## Goal of the exercise
Return every line below in which "огонь" appears.

── Supplied material ──

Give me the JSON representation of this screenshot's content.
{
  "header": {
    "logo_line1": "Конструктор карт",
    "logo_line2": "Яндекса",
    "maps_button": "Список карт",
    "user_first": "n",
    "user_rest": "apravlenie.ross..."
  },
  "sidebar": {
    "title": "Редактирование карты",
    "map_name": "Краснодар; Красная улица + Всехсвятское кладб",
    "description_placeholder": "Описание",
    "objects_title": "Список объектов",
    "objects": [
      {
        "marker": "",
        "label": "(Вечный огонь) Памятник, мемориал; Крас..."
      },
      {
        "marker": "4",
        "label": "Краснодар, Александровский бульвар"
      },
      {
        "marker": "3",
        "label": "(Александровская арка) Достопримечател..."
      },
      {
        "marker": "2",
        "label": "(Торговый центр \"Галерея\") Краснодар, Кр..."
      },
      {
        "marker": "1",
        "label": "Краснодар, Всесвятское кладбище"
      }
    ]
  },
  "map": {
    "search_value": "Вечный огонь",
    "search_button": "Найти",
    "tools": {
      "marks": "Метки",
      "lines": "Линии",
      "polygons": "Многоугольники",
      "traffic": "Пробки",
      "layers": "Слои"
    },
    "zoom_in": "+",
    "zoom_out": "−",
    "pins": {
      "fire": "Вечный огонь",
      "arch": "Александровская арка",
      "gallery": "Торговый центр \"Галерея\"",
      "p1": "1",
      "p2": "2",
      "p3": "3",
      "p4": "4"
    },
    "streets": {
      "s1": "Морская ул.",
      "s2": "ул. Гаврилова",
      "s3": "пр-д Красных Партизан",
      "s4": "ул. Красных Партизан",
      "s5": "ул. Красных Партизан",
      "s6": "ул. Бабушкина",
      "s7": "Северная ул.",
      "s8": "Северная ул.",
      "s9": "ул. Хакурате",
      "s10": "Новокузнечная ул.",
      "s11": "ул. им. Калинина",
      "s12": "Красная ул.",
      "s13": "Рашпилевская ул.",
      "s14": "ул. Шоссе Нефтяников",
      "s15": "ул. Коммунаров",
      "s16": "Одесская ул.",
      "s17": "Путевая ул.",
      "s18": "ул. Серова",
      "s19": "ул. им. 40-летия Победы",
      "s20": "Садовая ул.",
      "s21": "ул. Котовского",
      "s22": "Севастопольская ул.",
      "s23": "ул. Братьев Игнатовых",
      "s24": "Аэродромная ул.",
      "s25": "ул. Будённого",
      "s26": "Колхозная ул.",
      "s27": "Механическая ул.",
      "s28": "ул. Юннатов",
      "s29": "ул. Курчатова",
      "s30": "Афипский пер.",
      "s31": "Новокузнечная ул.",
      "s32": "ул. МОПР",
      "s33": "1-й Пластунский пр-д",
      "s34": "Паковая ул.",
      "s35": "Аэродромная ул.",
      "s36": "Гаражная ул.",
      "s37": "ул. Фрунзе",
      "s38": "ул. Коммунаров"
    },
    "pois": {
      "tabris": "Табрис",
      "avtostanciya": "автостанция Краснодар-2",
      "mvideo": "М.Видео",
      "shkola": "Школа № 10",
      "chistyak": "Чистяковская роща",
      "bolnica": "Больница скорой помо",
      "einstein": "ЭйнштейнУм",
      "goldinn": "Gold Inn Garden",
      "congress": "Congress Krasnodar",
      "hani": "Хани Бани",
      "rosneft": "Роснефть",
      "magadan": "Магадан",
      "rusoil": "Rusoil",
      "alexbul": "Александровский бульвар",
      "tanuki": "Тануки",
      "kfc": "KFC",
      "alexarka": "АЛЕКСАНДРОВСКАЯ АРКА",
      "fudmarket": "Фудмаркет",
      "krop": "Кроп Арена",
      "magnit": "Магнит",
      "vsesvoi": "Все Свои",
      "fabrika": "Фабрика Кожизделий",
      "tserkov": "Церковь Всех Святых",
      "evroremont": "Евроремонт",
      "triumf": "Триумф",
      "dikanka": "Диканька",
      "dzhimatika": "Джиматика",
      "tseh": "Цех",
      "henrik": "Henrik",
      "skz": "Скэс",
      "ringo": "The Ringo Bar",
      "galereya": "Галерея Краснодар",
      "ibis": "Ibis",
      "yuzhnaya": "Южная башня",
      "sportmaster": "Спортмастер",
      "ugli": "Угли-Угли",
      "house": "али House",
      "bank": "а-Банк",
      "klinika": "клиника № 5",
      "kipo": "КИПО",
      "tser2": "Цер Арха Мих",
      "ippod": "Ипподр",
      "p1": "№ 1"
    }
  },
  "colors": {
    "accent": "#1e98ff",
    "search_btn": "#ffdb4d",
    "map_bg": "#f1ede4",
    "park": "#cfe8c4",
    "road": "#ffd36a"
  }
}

───

## Task solution
        "label": "(Вечный огонь) Памятник, мемориал; Крас..."
    "search_value": "Вечный огонь",
      "fire": "Вечный огонь",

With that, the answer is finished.